Given instruction: Spot every line with the word "difference" and return it.

[Stored data entries]
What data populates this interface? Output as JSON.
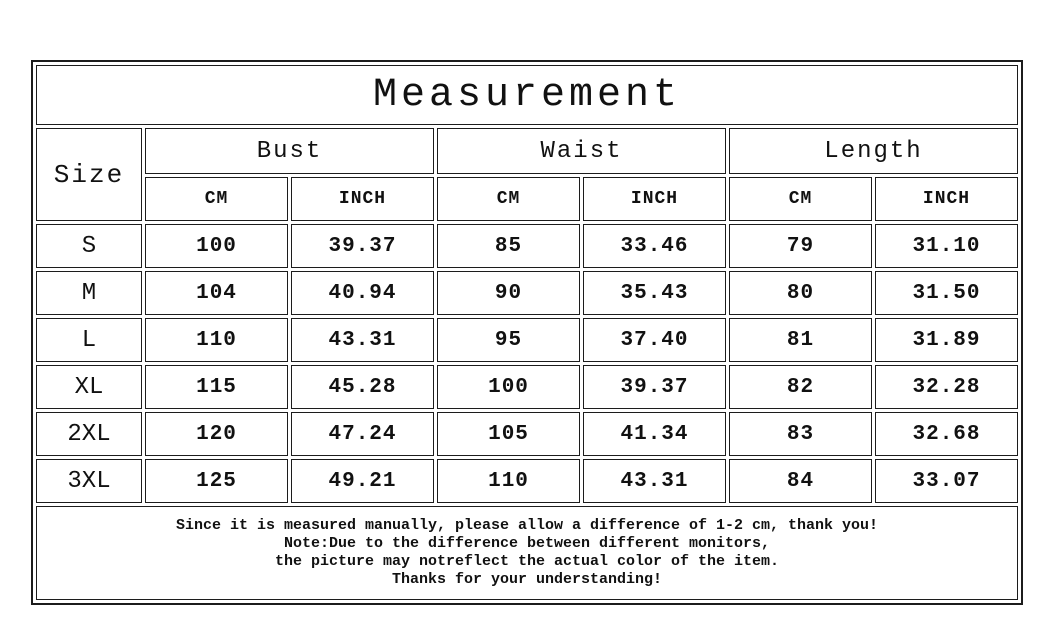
{
  "title": "Measurement",
  "header": {
    "size_label": "Size",
    "groups": [
      {
        "label": "Bust"
      },
      {
        "label": "Waist"
      },
      {
        "label": "Length"
      }
    ],
    "unit_cm": "CM",
    "unit_inch": "INCH"
  },
  "rows": [
    {
      "size": "S",
      "bust_cm": "100",
      "bust_inch": "39.37",
      "waist_cm": "85",
      "waist_inch": "33.46",
      "length_cm": "79",
      "length_inch": "31.10"
    },
    {
      "size": "M",
      "bust_cm": "104",
      "bust_inch": "40.94",
      "waist_cm": "90",
      "waist_inch": "35.43",
      "length_cm": "80",
      "length_inch": "31.50"
    },
    {
      "size": "L",
      "bust_cm": "110",
      "bust_inch": "43.31",
      "waist_cm": "95",
      "waist_inch": "37.40",
      "length_cm": "81",
      "length_inch": "31.89"
    },
    {
      "size": "XL",
      "bust_cm": "115",
      "bust_inch": "45.28",
      "waist_cm": "100",
      "waist_inch": "39.37",
      "length_cm": "82",
      "length_inch": "32.28"
    },
    {
      "size": "2XL",
      "bust_cm": "120",
      "bust_inch": "47.24",
      "waist_cm": "105",
      "waist_inch": "41.34",
      "length_cm": "83",
      "length_inch": "32.68"
    },
    {
      "size": "3XL",
      "bust_cm": "125",
      "bust_inch": "49.21",
      "waist_cm": "110",
      "waist_inch": "43.31",
      "length_cm": "84",
      "length_inch": "33.07"
    }
  ],
  "footer": {
    "lines": [
      "Since it is measured manually, please allow a difference of 1-2 cm, thank you!",
      "Note:Due to the difference between different monitors,",
      "the picture may notreflect the actual color of the item.",
      "Thanks for your understanding!"
    ]
  }
}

Full solution:
      "Since it is measured manually, please allow a difference of 1-2 cm, thank you!",
      "Note:Due to the difference between different monitors,",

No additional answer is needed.